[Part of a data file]
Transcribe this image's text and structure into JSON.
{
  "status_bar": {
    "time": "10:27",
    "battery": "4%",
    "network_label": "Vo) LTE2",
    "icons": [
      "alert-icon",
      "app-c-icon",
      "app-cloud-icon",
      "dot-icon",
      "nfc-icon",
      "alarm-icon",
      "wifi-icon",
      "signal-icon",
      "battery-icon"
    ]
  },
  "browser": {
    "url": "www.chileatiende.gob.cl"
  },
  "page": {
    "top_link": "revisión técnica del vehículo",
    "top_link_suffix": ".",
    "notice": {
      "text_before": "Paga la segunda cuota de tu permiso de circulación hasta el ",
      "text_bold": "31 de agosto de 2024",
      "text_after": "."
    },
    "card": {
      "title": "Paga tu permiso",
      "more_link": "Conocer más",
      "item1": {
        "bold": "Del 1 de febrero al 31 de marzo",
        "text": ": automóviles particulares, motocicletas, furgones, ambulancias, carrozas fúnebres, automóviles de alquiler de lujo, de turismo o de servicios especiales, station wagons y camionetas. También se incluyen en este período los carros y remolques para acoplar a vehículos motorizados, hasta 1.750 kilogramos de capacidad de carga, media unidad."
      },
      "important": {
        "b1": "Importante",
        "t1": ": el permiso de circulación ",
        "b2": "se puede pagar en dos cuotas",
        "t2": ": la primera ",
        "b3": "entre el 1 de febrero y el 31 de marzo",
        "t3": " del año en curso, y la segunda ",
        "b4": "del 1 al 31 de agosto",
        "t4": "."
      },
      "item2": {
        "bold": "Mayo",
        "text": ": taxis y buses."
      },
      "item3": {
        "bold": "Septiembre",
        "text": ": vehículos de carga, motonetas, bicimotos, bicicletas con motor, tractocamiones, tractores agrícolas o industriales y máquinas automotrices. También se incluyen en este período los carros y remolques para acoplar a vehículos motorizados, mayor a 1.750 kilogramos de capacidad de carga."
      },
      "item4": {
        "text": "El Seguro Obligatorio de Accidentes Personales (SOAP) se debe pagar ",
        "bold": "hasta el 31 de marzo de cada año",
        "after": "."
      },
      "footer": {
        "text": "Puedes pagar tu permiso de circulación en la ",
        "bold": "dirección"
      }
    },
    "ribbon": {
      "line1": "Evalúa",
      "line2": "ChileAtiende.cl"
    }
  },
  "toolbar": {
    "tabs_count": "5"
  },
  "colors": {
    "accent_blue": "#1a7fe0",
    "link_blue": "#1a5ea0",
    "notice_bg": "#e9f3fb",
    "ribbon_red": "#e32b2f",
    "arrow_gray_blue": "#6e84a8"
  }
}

▶ [Work to complete] Exactly as written above, please repeat the entries.

▶ [Output]
Transcribe this image's text and structure into JSON.
{
  "status_bar": {
    "time": "10:27",
    "battery": "4%",
    "network_label": "Vo) LTE2",
    "icons": [
      "alert-icon",
      "app-c-icon",
      "app-cloud-icon",
      "dot-icon",
      "nfc-icon",
      "alarm-icon",
      "wifi-icon",
      "signal-icon",
      "battery-icon"
    ]
  },
  "browser": {
    "url": "www.chileatiende.gob.cl"
  },
  "page": {
    "top_link": "revisión técnica del vehículo",
    "top_link_suffix": ".",
    "notice": {
      "text_before": "Paga la segunda cuota de tu permiso de circulación hasta el ",
      "text_bold": "31 de agosto de 2024",
      "text_after": "."
    },
    "card": {
      "title": "Paga tu permiso",
      "more_link": "Conocer más",
      "item1": {
        "bold": "Del 1 de febrero al 31 de marzo",
        "text": ": automóviles particulares, motocicletas, furgones, ambulancias, carrozas fúnebres, automóviles de alquiler de lujo, de turismo o de servicios especiales, station wagons y camionetas. También se incluyen en este período los carros y remolques para acoplar a vehículos motorizados, hasta 1.750 kilogramos de capacidad de carga, media unidad."
      },
      "important": {
        "b1": "Importante",
        "t1": ": el permiso de circulación ",
        "b2": "se puede pagar en dos cuotas",
        "t2": ": la primera ",
        "b3": "entre el 1 de febrero y el 31 de marzo",
        "t3": " del año en curso, y la segunda ",
        "b4": "del 1 al 31 de agosto",
        "t4": "."
      },
      "item2": {
        "bold": "Mayo",
        "text": ": taxis y buses."
      },
      "item3": {
        "bold": "Septiembre",
        "text": ": vehículos de carga, motonetas, bicimotos, bicicletas con motor, tractocamiones, tractores agrícolas o industriales y máquinas automotrices. También se incluyen en este período los carros y remolques para acoplar a vehículos motorizados, mayor a 1.750 kilogramos de capacidad de carga."
      },
      "item4": {
        "text": "El Seguro Obligatorio de Accidentes Personales (SOAP) se debe pagar ",
        "bold": "hasta el 31 de marzo de cada año",
        "after": "."
      },
      "footer": {
        "text": "Puedes pagar tu permiso de circulación en la ",
        "bold": "dirección"
      }
    },
    "ribbon": {
      "line1": "Evalúa",
      "line2": "ChileAtiende.cl"
    }
  },
  "toolbar": {
    "tabs_count": "5"
  },
  "colors": {
    "accent_blue": "#1a7fe0",
    "link_blue": "#1a5ea0",
    "notice_bg": "#e9f3fb",
    "ribbon_red": "#e32b2f",
    "arrow_gray_blue": "#6e84a8"
  }
}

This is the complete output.